--- The exercise ---
Return each line of the material verbatim.

--- Exercise material ---
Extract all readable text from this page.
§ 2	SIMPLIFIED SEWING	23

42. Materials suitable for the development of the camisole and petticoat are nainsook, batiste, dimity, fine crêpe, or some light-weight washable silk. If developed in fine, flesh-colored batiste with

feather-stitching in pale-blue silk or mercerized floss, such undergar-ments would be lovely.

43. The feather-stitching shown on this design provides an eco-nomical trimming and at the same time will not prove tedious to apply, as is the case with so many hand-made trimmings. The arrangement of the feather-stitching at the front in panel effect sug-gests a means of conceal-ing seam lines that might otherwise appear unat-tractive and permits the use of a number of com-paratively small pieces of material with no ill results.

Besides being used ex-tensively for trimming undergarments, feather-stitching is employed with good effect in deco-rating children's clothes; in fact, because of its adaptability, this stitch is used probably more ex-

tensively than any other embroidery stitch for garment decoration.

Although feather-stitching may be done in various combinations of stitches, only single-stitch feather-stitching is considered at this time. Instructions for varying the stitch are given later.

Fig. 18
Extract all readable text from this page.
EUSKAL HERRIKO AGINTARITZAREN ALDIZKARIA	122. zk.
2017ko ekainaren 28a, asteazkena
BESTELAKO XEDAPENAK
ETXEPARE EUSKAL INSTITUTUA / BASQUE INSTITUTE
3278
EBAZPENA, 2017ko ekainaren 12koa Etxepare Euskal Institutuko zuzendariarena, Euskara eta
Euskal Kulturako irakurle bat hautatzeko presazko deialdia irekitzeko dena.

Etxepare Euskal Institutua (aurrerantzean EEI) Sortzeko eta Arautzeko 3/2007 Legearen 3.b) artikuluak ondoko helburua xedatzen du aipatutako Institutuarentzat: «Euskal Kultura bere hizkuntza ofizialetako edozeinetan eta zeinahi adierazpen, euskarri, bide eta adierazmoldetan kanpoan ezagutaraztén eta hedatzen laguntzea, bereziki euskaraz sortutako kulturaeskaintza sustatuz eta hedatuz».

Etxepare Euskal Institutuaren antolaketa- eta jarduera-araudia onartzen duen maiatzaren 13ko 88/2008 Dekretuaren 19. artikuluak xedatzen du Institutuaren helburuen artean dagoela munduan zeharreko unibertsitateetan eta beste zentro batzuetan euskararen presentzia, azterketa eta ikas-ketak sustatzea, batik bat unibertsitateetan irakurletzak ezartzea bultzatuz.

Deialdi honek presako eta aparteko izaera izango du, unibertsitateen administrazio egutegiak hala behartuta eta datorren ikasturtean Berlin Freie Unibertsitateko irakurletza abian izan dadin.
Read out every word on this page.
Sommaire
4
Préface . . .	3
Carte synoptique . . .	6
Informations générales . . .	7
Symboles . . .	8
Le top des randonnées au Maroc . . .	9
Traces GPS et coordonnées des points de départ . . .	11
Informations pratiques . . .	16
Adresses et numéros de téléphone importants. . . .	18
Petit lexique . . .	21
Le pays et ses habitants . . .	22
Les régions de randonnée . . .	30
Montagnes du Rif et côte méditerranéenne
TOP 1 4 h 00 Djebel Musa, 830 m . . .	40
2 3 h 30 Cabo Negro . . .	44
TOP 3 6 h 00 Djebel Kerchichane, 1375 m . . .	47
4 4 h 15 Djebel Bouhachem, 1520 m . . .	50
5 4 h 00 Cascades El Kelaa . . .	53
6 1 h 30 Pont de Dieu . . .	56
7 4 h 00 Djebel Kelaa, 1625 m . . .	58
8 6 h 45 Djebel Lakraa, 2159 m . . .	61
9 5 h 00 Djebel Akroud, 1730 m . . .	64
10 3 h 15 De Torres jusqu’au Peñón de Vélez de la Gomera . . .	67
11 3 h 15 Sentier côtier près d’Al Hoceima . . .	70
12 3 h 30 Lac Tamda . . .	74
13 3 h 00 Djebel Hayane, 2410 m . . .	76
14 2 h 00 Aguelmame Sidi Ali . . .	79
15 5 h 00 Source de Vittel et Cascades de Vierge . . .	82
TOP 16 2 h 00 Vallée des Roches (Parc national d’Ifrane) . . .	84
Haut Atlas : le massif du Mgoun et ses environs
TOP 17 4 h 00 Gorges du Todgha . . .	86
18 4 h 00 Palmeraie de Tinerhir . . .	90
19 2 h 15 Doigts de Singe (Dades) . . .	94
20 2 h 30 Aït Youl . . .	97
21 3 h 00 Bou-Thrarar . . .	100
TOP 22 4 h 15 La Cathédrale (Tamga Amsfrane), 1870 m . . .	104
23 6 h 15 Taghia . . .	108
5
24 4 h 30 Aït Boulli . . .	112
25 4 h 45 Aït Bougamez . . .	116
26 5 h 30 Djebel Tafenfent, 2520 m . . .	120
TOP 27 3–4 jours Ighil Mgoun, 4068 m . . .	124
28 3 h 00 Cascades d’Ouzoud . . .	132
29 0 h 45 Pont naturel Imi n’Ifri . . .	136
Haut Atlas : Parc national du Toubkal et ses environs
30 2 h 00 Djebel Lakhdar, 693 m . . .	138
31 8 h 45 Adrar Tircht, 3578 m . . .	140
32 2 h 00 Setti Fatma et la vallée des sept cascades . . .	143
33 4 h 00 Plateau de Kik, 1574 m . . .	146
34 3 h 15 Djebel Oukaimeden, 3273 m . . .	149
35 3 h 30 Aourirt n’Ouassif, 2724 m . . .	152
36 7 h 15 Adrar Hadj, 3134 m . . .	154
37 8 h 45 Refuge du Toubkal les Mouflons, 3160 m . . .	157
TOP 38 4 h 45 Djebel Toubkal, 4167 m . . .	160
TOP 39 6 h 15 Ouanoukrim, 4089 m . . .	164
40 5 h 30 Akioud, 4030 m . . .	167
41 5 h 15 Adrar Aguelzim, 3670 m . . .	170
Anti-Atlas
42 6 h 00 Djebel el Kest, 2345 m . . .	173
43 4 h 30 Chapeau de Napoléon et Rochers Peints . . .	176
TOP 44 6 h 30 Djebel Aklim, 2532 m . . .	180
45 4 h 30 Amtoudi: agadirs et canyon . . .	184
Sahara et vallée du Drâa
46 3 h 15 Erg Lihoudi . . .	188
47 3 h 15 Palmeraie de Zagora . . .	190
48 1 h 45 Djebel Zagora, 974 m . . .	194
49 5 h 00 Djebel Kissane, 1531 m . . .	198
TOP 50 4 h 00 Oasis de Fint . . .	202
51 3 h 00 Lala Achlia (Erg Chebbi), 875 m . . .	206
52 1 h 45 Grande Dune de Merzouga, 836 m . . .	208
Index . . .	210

--- Answer below ---
Extract all readable text from this page.
§ 2	SIMPLIFIED SEWING	23

42. Materials suitable for the development of the camisole and petticoat are nainsook, batiste, dimity, fine crêpe, or some light-weight washable silk. If developed in fine, flesh-colored batiste with

feather-stitching in pale-blue silk or mercerized floss, such undergar-ments would be lovely.

43. The feather-stitching shown on this design provides an eco-nomical trimming and at the same time will not prove tedious to apply, as is the case with so many hand-made trimmings. The arrangement of the feather-stitching at the front in panel effect sug-gests a means of conceal-ing seam lines that might otherwise appear unat-tractive and permits the use of a number of com-paratively small pieces of material with no ill results.

Besides being used ex-tensively for trimming undergarments, feather-stitching is employed with good effect in deco-rating children's clothes; in fact, because of its adaptability, this stitch is used probably more ex-

tensively than any other embroidery stitch for garment decoration.

Although feather-stitching may be done in various combinations of stitches, only single-stitch feather-stitching is considered at this time. Instructions for varying the stitch are given later.

Fig. 18
Extract all readable text from this page.
EUSKAL HERRIKO AGINTARITZAREN ALDIZKARIA	122. zk.
2017ko ekainaren 28a, asteazkena
BESTELAKO XEDAPENAK
ETXEPARE EUSKAL INSTITUTUA / BASQUE INSTITUTE
3278
EBAZPENA, 2017ko ekainaren 12koa Etxepare Euskal Institutuko zuzendariarena, Euskara eta
Euskal Kulturako irakurle bat hautatzeko presazko deialdia irekitzeko dena.

Etxepare Euskal Institutua (aurrerantzean EEI) Sortzeko eta Arautzeko 3/2007 Legearen 3.b) artikuluak ondoko helburua xedatzen du aipatutako Institutuarentzat: «Euskal Kultura bere hizkuntza ofizialetako edozeinetan eta zeinahi adierazpen, euskarri, bide eta adierazmoldetan kanpoan ezagutaraztén eta hedatzen laguntzea, bereziki euskaraz sortutako kulturaeskaintza sustatuz eta hedatuz».

Etxepare Euskal Institutuaren antolaketa- eta jarduera-araudia onartzen duen maiatzaren 13ko 88/2008 Dekretuaren 19. artikuluak xedatzen du Institutuaren helburuen artean dagoela munduan zeharreko unibertsitateetan eta beste zentro batzuetan euskararen presentzia, azterketa eta ikas-ketak sustatzea, batik bat unibertsitateetan irakurletzak ezartzea bultzatuz.

Deialdi honek presako eta aparteko izaera izango du, unibertsitateen administrazio egutegiak hala behartuta eta datorren ikasturtean Berlin Freie Unibertsitateko irakurletza abian izan dadin.
Read out every word on this page.
Sommaire
4
Préface . . .	3
Carte synoptique . . .	6
Informations générales . . .	7
Symboles . . .	8
Le top des randonnées au Maroc . . .	9
Traces GPS et coordonnées des points de départ . . .	11
Informations pratiques . . .	16
Adresses et numéros de téléphone importants. . . .	18
Petit lexique . . .	21
Le pays et ses habitants . . .	22
Les régions de randonnée . . .	30
Montagnes du Rif et côte méditerranéenne
TOP 1 4 h 00 Djebel Musa, 830 m . . .	40
2 3 h 30 Cabo Negro . . .	44
TOP 3 6 h 00 Djebel Kerchichane, 1375 m . . .	47
4 4 h 15 Djebel Bouhachem, 1520 m . . .	50
5 4 h 00 Cascades El Kelaa . . .	53
6 1 h 30 Pont de Dieu . . .	56
7 4 h 00 Djebel Kelaa, 1625 m . . .	58
8 6 h 45 Djebel Lakraa, 2159 m . . .	61
9 5 h 00 Djebel Akroud, 1730 m . . .	64
10 3 h 15 De Torres jusqu’au Peñón de Vélez de la Gomera . . .	67
11 3 h 15 Sentier côtier près d’Al Hoceima . . .	70
12 3 h 30 Lac Tamda . . .	74
13 3 h 00 Djebel Hayane, 2410 m . . .	76
14 2 h 00 Aguelmame Sidi Ali . . .	79
15 5 h 00 Source de Vittel et Cascades de Vierge . . .	82
TOP 16 2 h 00 Vallée des Roches (Parc national d’Ifrane) . . .	84
Haut Atlas : le massif du Mgoun et ses environs
TOP 17 4 h 00 Gorges du Todgha . . .	86
18 4 h 00 Palmeraie de Tinerhir . . .	90
19 2 h 15 Doigts de Singe (Dades) . . .	94
20 2 h 30 Aït Youl . . .	97
21 3 h 00 Bou-Thrarar . . .	100
TOP 22 4 h 15 La Cathédrale (Tamga Amsfrane), 1870 m . . .	104
23 6 h 15 Taghia . . .	108
5
24 4 h 30 Aït Boulli . . .	112
25 4 h 45 Aït Bougamez . . .	116
26 5 h 30 Djebel Tafenfent, 2520 m . . .	120
TOP 27 3–4 jours Ighil Mgoun, 4068 m . . .	124
28 3 h 00 Cascades d’Ouzoud . . .	132
29 0 h 45 Pont naturel Imi n’Ifri . . .	136
Haut Atlas : Parc national du Toubkal et ses environs
30 2 h 00 Djebel Lakhdar, 693 m . . .	138
31 8 h 45 Adrar Tircht, 3578 m . . .	140
32 2 h 00 Setti Fatma et la vallée des sept cascades . . .	143
33 4 h 00 Plateau de Kik, 1574 m . . .	146
34 3 h 15 Djebel Oukaimeden, 3273 m . . .	149
35 3 h 30 Aourirt n’Ouassif, 2724 m . . .	152
36 7 h 15 Adrar Hadj, 3134 m . . .	154
37 8 h 45 Refuge du Toubkal les Mouflons, 3160 m . . .	157
TOP 38 4 h 45 Djebel Toubkal, 4167 m . . .	160
TOP 39 6 h 15 Ouanoukrim, 4089 m . . .	164
40 5 h 30 Akioud, 4030 m . . .	167
41 5 h 15 Adrar Aguelzim, 3670 m . . .	170
Anti-Atlas
42 6 h 00 Djebel el Kest, 2345 m . . .	173
43 4 h 30 Chapeau de Napoléon et Rochers Peints . . .	176
TOP 44 6 h 30 Djebel Aklim, 2532 m . . .	180
45 4 h 30 Amtoudi: agadirs et canyon . . .	184
Sahara et vallée du Drâa
46 3 h 15 Erg Lihoudi . . .	188
47 3 h 15 Palmeraie de Zagora . . .	190
48 1 h 45 Djebel Zagora, 974 m . . .	194
49 5 h 00 Djebel Kissane, 1531 m . . .	198
TOP 50 4 h 00 Oasis de Fint . . .	202
51 3 h 00 Lala Achlia (Erg Chebbi), 875 m . . .	206
52 1 h 45 Grande Dune de Merzouga, 836 m . . .	208
Index . . .	210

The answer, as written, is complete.